**The exercise**
Copy the listing verbatim, excluding any images found in it.

══ Given data ══

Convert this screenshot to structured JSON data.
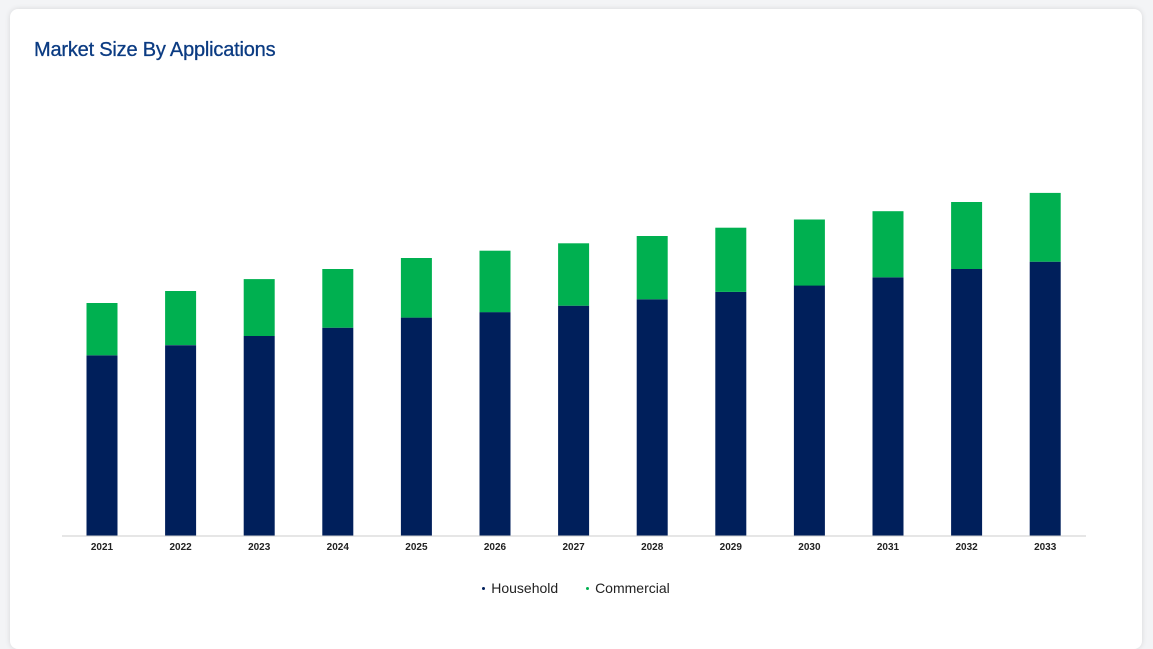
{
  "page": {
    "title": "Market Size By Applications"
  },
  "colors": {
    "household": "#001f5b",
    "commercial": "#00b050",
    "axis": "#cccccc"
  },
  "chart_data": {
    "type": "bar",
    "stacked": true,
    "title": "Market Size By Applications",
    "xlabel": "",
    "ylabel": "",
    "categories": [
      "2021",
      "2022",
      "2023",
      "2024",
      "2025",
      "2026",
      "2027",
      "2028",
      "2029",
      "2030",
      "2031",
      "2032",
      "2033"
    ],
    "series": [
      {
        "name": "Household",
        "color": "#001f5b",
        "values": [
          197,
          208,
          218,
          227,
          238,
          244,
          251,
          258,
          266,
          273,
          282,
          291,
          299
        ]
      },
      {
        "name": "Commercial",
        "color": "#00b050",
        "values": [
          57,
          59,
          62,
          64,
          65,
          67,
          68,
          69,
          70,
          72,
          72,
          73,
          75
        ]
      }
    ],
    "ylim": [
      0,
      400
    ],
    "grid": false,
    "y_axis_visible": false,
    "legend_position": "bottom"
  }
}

═══

**Finished task**
Convert this screenshot to structured JSON data.
{
  "page": {
    "title": "Market Size By Applications"
  },
  "colors": {
    "household": "#001f5b",
    "commercial": "#00b050",
    "axis": "#cccccc"
  },
  "chart_data": {
    "type": "bar",
    "stacked": true,
    "title": "Market Size By Applications",
    "xlabel": "",
    "ylabel": "",
    "categories": [
      "2021",
      "2022",
      "2023",
      "2024",
      "2025",
      "2026",
      "2027",
      "2028",
      "2029",
      "2030",
      "2031",
      "2032",
      "2033"
    ],
    "series": [
      {
        "name": "Household",
        "color": "#001f5b",
        "values": [
          197,
          208,
          218,
          227,
          238,
          244,
          251,
          258,
          266,
          273,
          282,
          291,
          299
        ]
      },
      {
        "name": "Commercial",
        "color": "#00b050",
        "values": [
          57,
          59,
          62,
          64,
          65,
          67,
          68,
          69,
          70,
          72,
          72,
          73,
          75
        ]
      }
    ],
    "ylim": [
      0,
      400
    ],
    "grid": false,
    "y_axis_visible": false,
    "legend_position": "bottom"
  }
}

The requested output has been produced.